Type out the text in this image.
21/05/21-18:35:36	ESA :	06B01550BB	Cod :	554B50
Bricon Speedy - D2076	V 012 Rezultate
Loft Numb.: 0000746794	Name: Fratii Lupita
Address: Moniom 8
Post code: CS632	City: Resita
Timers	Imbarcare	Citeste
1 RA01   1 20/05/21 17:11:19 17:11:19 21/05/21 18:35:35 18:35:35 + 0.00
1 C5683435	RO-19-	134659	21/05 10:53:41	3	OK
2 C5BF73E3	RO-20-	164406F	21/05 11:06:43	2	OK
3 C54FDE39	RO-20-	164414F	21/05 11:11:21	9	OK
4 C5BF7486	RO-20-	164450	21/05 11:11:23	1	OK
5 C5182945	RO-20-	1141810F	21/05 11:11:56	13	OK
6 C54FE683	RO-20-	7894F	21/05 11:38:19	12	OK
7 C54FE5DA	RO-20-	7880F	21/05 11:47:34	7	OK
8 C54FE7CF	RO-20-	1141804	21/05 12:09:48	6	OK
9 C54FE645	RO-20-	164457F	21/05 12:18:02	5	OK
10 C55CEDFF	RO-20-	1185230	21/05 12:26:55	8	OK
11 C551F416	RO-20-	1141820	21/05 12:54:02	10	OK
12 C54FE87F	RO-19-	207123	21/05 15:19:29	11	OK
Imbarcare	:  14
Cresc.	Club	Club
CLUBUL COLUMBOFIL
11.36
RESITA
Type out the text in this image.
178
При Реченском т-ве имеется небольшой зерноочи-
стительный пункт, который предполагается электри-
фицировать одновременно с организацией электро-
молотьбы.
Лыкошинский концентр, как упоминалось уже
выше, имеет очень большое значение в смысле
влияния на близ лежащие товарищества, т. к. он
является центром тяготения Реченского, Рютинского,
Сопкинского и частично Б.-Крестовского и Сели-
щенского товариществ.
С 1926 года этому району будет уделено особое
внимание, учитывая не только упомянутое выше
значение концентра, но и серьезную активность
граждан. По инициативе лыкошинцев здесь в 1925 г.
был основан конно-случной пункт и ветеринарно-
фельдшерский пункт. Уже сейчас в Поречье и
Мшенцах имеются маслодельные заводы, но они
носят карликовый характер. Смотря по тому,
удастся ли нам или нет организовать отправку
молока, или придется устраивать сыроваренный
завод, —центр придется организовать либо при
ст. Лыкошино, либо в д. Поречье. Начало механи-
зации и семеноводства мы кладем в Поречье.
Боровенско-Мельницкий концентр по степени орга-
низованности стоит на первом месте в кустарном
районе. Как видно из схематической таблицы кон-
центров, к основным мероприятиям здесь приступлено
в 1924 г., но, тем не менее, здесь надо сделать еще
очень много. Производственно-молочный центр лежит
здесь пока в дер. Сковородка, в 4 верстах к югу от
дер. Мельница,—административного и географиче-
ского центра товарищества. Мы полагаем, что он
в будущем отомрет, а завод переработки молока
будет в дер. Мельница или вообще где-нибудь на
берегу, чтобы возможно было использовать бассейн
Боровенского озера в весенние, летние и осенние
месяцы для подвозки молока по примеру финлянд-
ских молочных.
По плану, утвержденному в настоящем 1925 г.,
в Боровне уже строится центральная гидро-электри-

****

=== Problem ===
Filter for "значение". Return all lines that hold it.

=== The output ===
выше, имеет очень большое значение в смысле
значение концентра, но и серьезную активность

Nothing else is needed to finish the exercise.